◆ Your objective ◆
Take the entries below and reproduce them word for word.

◆ Material provided ◆
—————

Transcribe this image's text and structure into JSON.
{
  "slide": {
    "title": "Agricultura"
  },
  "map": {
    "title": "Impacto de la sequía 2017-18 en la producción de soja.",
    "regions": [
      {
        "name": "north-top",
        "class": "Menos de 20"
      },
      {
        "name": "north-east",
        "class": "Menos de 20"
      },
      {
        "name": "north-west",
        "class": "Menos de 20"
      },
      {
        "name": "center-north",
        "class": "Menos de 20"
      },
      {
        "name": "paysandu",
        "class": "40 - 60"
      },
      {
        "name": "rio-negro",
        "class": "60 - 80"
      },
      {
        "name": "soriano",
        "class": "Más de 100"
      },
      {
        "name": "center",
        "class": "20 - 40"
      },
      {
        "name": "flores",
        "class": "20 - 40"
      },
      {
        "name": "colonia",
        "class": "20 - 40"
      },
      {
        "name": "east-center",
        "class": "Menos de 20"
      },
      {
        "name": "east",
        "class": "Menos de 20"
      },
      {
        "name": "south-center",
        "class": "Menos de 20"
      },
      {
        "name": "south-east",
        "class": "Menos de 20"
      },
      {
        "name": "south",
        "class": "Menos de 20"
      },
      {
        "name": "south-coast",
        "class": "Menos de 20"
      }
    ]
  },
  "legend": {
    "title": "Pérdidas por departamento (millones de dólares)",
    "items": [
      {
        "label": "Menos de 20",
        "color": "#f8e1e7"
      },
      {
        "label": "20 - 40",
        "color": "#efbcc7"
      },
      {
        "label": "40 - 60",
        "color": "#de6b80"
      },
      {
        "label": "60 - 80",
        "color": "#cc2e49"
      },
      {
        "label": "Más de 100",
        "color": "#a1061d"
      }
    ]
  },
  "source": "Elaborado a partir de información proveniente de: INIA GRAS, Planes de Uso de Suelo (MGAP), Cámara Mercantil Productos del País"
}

—————

◆ In response ◆
Transcribe this image's text and structure into JSON.
{
  "slide": {
    "title": "Agricultura"
  },
  "map": {
    "title": "Impacto de la sequía 2017-18 en la producción de soja.",
    "regions": [
      {
        "name": "north-top",
        "class": "Menos de 20"
      },
      {
        "name": "north-east",
        "class": "Menos de 20"
      },
      {
        "name": "north-west",
        "class": "Menos de 20"
      },
      {
        "name": "center-north",
        "class": "Menos de 20"
      },
      {
        "name": "paysandu",
        "class": "40 - 60"
      },
      {
        "name": "rio-negro",
        "class": "60 - 80"
      },
      {
        "name": "soriano",
        "class": "Más de 100"
      },
      {
        "name": "center",
        "class": "20 - 40"
      },
      {
        "name": "flores",
        "class": "20 - 40"
      },
      {
        "name": "colonia",
        "class": "20 - 40"
      },
      {
        "name": "east-center",
        "class": "Menos de 20"
      },
      {
        "name": "east",
        "class": "Menos de 20"
      },
      {
        "name": "south-center",
        "class": "Menos de 20"
      },
      {
        "name": "south-east",
        "class": "Menos de 20"
      },
      {
        "name": "south",
        "class": "Menos de 20"
      },
      {
        "name": "south-coast",
        "class": "Menos de 20"
      }
    ]
  },
  "legend": {
    "title": "Pérdidas por departamento (millones de dólares)",
    "items": [
      {
        "label": "Menos de 20",
        "color": "#f8e1e7"
      },
      {
        "label": "20 - 40",
        "color": "#efbcc7"
      },
      {
        "label": "40 - 60",
        "color": "#de6b80"
      },
      {
        "label": "60 - 80",
        "color": "#cc2e49"
      },
      {
        "label": "Más de 100",
        "color": "#a1061d"
      }
    ]
  },
  "source": "Elaborado a partir de información proveniente de: INIA GRAS, Planes de Uso de Suelo (MGAP), Cámara Mercantil Productos del País"
}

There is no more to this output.